→ **Objetivo**
Segundo a entrevista, em que universidade Ricardo Festi é professor adjunto?

"Não há democracia, sem liberdade política e igualdade social."

 

Foto: Joca Duarte 


O sociólogo Ricardo Festi é certeiro ao analisar o atual momento político, econômico e social do País e não se esquiva de dar nome aos bois. O Professor Adjunto da Universidade de Brasília (UnB) sintetiza o Brasil de hoje com um olhar global e consegue didaticamente provocar reflexões necessárias e urgentes para a atualidade.

Acompanhe a entrevista concedida ao nosso blog:

 

R. A. - Como o senhor define sociologicamente o Brasil hoje?

 

R. F. - A sua pergunta é muito difícil de responder de forma curta e sintética. O Brasil é um país muito complexo, um entrecruzamento de formações sociais e de culturas. Seu processo de formação está vinculado a colonialidade, isto é, as ações praticadas pelas nações capitalistas desenvolvidas para subjugar outros povos com colonialismo, escravidão e dependência econômica. Trata-se, portanto, de um país que se industrializou tardiamente, sem destruir as formas pretéritas de relações sociais vinculadas à colônia e à escravidão. É por isso que, encontramos em nosso território relações econômicas consideradas as mais modernas, como a indústria de telecomunicações, por exemplo, ao lado do trabalho escravo. Muitas vezes, as formas aviltantes de trabalhos precários são o ponto de partida da produção do valor. Então, este desenvolvimento que se deu de forma desigual e combinada explica hoje este país tão desigual na distribuição de suas riquezas.

→ **Dados fornecidos**

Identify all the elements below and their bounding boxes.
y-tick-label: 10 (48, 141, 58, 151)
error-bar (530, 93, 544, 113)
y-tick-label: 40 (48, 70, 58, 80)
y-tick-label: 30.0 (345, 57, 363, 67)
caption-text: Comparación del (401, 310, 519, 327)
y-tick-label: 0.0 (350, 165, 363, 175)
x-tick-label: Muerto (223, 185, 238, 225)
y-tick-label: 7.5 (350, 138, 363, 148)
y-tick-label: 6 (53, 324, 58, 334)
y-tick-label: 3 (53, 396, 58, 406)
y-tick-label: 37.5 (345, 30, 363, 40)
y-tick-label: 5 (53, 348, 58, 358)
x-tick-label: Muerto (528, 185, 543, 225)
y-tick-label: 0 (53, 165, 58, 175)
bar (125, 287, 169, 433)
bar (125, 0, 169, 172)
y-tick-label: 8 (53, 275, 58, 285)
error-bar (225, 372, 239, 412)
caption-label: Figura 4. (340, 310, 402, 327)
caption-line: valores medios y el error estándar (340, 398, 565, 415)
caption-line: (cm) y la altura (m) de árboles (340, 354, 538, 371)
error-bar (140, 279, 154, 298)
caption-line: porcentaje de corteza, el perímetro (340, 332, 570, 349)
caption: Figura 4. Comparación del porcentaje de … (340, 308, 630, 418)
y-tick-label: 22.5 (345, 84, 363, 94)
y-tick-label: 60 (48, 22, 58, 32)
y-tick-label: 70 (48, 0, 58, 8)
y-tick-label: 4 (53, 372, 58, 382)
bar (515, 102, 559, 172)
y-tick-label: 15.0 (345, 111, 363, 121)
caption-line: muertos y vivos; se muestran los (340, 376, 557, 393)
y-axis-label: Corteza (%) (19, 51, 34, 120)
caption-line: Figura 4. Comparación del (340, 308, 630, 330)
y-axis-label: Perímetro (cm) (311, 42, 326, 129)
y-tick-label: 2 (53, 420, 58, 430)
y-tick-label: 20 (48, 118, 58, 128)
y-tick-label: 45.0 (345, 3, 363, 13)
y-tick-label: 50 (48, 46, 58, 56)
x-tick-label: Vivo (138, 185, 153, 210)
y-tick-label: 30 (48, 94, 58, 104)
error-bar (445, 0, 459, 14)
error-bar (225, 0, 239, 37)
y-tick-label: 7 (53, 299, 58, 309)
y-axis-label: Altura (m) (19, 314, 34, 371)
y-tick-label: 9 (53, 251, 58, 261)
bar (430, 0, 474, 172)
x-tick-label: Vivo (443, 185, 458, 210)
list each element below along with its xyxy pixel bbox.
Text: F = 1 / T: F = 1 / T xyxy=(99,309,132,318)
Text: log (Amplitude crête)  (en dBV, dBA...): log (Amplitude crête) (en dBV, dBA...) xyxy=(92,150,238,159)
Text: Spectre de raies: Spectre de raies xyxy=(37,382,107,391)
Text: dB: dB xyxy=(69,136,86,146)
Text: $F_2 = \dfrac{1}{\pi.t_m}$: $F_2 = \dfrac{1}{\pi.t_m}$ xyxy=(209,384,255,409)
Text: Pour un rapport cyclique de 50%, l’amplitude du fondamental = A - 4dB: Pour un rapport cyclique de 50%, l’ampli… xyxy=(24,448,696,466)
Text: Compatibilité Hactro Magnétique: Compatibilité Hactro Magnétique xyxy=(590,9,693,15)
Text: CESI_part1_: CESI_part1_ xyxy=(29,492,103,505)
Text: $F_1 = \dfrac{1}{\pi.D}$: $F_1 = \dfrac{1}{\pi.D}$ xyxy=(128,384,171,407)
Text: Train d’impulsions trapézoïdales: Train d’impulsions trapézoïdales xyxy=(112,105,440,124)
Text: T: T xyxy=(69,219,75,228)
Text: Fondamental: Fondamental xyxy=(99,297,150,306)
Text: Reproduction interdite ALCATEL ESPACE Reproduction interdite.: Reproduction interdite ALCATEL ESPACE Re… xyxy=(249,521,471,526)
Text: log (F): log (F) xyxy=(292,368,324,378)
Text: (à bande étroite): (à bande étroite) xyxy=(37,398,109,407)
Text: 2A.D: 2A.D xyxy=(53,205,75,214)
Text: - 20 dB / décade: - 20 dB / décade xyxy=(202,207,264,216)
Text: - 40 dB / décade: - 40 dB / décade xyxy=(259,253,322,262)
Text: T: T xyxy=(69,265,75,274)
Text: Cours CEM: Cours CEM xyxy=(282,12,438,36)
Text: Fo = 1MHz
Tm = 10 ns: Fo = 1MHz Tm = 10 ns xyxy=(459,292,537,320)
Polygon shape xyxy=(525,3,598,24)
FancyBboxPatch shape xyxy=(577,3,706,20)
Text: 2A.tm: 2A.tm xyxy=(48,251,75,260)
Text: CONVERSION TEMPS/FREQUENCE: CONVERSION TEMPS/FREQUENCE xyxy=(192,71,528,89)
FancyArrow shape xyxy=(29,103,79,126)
* * *
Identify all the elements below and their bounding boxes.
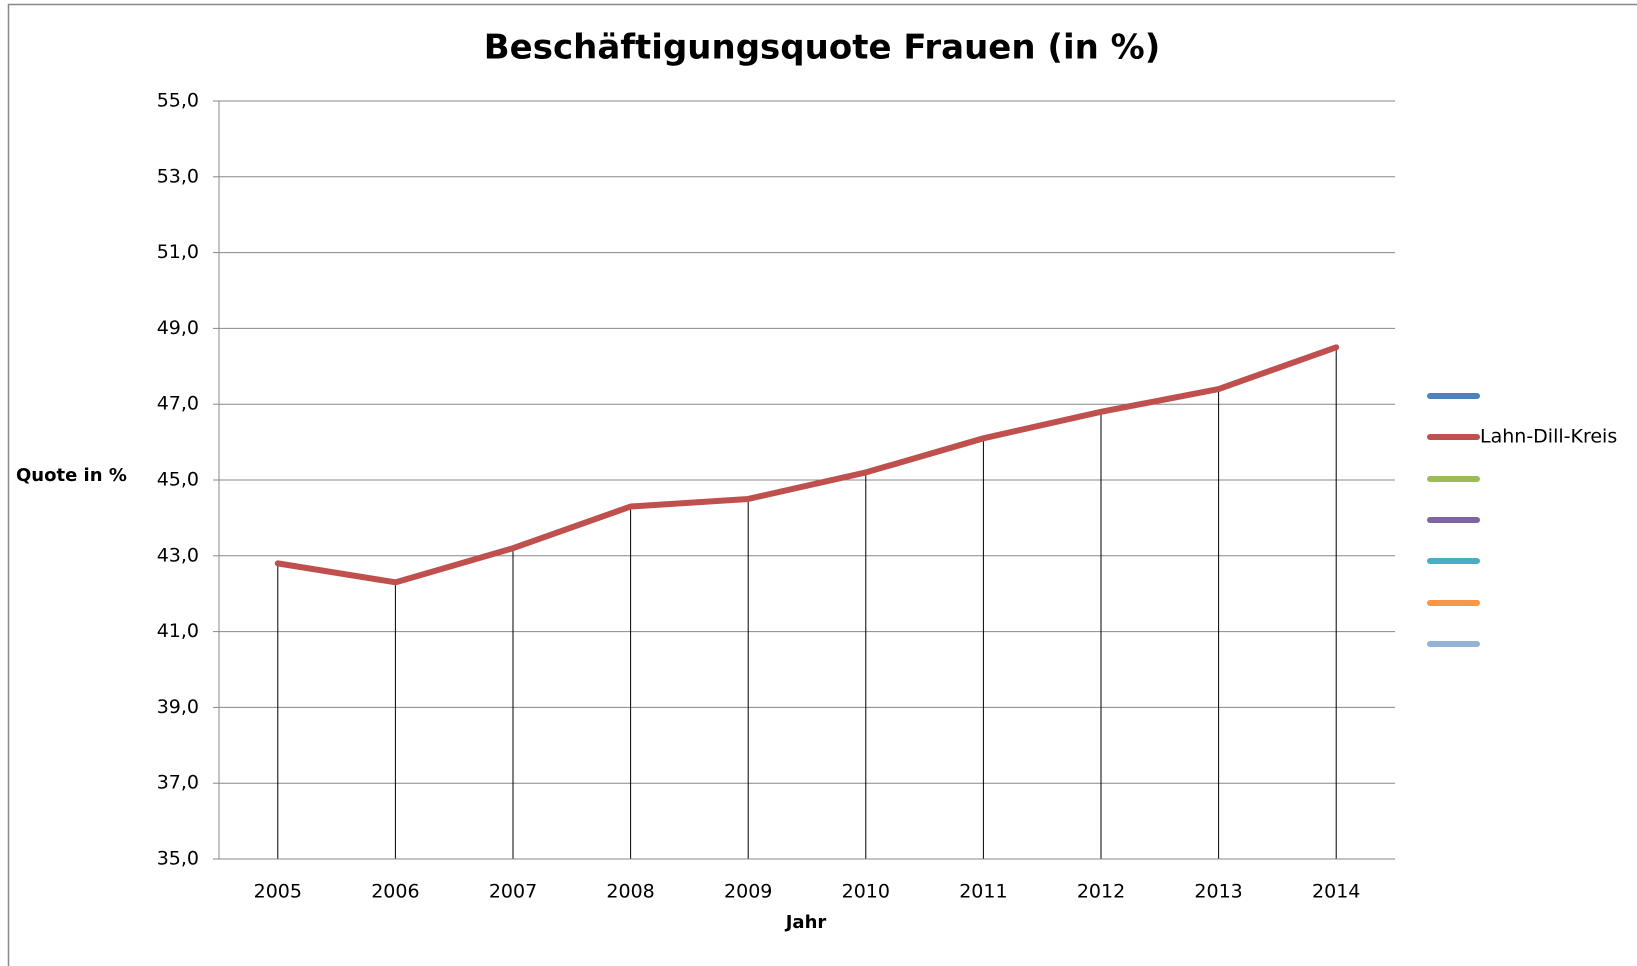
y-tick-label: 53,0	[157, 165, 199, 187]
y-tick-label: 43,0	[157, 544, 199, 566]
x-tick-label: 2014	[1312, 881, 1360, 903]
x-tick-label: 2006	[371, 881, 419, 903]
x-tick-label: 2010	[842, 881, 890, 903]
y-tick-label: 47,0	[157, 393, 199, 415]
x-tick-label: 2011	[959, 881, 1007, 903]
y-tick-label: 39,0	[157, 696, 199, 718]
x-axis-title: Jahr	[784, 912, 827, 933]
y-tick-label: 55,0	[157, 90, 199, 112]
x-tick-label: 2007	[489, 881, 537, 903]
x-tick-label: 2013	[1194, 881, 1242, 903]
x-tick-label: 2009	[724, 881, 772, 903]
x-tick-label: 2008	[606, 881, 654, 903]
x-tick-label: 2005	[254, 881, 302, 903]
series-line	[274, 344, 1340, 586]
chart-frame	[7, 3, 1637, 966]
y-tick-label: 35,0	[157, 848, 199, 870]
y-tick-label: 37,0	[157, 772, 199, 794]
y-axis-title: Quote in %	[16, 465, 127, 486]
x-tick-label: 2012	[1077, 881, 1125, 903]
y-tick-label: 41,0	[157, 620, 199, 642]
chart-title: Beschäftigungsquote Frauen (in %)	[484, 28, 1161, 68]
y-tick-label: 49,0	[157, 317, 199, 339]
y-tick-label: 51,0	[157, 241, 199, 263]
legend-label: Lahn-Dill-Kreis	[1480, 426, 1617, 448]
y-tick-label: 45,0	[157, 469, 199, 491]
--
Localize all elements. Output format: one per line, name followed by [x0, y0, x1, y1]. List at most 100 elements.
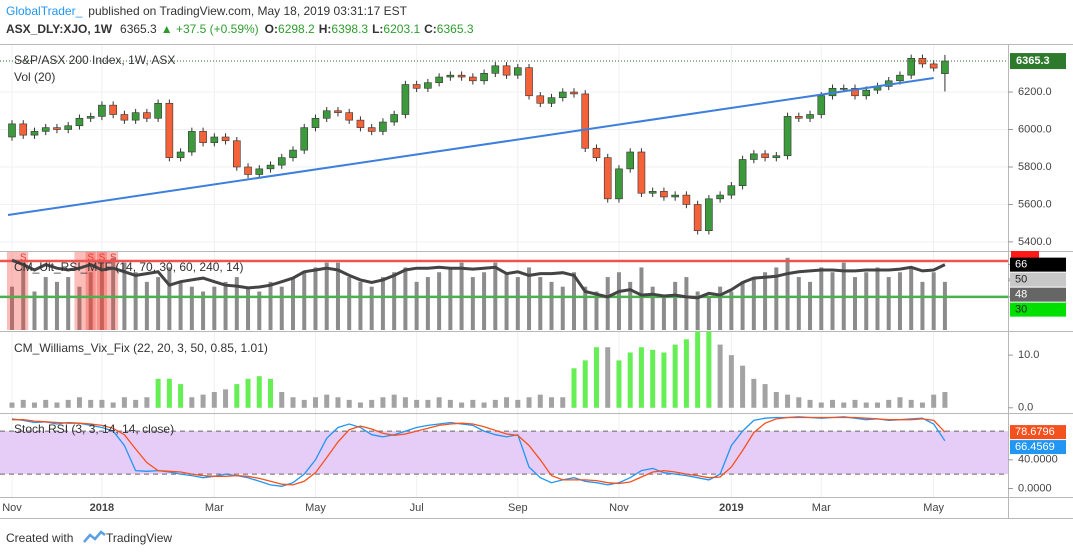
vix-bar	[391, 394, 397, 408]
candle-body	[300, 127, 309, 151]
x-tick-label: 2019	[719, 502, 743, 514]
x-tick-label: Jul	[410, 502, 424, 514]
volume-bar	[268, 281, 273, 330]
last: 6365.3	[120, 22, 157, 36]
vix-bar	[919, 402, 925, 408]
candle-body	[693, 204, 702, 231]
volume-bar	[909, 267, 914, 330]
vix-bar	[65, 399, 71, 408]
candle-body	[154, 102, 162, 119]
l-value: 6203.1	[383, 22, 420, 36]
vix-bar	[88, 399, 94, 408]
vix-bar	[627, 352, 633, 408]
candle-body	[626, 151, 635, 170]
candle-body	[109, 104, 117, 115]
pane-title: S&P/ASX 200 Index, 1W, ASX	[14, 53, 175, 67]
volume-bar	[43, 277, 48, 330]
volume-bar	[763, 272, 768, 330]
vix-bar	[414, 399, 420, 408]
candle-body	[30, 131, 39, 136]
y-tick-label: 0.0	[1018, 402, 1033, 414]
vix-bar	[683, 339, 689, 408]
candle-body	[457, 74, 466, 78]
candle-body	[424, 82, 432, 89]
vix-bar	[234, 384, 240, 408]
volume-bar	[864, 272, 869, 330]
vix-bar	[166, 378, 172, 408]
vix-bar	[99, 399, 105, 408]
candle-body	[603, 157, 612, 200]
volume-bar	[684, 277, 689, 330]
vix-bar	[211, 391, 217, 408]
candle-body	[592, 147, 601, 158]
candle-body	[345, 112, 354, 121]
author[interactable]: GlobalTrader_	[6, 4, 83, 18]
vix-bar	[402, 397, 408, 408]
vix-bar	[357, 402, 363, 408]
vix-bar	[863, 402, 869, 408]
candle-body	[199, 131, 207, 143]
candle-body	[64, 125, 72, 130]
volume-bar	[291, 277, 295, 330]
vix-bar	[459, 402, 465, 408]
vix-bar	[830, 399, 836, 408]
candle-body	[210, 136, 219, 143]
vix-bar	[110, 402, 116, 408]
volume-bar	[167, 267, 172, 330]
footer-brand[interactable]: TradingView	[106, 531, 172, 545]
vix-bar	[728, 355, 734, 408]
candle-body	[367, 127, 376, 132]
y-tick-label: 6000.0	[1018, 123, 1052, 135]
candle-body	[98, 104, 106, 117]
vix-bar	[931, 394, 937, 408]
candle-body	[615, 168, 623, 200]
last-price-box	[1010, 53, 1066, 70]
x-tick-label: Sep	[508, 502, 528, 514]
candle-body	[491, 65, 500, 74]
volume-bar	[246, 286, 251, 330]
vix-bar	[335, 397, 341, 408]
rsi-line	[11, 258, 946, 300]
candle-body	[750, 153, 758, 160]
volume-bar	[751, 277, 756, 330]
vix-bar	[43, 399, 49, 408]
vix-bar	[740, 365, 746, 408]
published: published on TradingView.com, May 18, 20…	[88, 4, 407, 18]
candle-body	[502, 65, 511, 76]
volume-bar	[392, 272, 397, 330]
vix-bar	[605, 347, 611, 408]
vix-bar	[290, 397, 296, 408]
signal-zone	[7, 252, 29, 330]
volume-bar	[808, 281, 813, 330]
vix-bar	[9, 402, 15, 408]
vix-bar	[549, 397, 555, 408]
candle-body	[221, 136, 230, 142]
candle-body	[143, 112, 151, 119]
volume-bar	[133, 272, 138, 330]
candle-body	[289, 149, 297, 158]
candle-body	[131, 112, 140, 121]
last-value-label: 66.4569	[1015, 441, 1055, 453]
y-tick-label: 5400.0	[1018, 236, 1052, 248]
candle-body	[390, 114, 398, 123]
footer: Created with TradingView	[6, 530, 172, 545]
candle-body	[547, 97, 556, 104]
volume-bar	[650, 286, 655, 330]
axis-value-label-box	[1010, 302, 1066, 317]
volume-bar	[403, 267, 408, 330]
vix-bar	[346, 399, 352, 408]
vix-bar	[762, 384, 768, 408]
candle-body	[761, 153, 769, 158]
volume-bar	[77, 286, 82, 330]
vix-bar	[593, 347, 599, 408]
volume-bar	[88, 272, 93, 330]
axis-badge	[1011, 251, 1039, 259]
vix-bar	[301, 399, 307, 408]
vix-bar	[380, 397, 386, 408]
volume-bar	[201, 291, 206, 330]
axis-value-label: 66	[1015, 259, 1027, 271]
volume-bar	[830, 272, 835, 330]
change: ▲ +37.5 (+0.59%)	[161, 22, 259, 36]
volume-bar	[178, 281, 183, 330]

→ **Resolução**
Na Universidade de Brasília (UnB).